WHAT THIS TASK INVOLVES :: Pull out from the material below all lines with "text".
----- RECORDS SHOWN -----
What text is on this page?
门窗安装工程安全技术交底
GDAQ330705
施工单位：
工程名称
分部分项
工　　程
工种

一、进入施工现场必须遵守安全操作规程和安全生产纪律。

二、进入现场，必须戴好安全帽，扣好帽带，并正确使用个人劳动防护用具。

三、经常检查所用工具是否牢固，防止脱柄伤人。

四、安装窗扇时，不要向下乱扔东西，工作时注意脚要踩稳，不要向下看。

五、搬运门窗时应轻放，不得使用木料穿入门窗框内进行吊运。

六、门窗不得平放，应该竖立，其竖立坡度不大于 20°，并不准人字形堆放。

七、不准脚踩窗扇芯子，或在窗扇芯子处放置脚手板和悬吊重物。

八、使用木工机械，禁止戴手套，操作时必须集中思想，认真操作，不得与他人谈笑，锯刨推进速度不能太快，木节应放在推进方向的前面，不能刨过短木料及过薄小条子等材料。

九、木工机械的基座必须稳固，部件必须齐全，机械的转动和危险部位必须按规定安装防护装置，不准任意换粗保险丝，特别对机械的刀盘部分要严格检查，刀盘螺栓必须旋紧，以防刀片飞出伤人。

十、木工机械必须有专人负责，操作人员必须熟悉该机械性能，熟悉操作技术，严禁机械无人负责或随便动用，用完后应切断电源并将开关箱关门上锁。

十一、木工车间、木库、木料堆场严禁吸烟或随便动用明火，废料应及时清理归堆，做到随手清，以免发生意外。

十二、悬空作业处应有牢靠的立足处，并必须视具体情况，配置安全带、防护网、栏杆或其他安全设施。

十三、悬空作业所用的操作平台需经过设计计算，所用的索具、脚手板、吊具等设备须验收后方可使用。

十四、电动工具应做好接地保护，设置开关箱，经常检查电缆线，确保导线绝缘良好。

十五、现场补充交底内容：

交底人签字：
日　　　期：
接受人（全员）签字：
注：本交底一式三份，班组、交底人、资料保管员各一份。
-----
----- RECORDS SHOWN -----
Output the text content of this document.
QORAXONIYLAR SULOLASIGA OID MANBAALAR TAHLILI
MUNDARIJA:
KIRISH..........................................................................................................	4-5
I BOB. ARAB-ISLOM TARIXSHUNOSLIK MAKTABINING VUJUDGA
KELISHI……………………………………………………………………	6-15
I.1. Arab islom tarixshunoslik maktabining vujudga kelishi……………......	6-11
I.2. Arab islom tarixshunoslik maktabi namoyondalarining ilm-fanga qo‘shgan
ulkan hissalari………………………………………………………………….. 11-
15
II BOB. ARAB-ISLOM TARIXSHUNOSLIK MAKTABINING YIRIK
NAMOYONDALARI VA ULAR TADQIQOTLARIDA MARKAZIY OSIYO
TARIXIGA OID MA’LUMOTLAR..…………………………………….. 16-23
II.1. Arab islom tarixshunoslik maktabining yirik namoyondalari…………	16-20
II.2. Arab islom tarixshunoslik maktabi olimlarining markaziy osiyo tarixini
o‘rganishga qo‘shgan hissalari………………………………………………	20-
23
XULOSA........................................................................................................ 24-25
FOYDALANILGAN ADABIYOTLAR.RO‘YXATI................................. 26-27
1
-----
ANSWER TO THIS TASK ::
What text is on this page?
Output the text content of this document.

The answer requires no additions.